- [DATA FOR THIS EXERCISE]:

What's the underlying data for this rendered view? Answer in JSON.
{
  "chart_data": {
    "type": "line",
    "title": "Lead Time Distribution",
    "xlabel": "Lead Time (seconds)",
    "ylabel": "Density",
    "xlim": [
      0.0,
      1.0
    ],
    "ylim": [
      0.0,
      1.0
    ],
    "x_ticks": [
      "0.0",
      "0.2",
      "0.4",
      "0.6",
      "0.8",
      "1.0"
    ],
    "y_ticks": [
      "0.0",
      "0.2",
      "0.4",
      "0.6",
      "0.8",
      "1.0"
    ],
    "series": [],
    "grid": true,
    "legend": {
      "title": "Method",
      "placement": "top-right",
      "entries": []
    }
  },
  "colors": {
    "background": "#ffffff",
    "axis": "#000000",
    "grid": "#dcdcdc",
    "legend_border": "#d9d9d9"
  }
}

- [SET EXERCISE]: Gather up every line in the data above that contains the word "Lead", copying each one.

- [OUTPUT OF THE TASK]:
    "title": "Lead Time Distribution",
    "xlabel": "Lead Time (seconds)",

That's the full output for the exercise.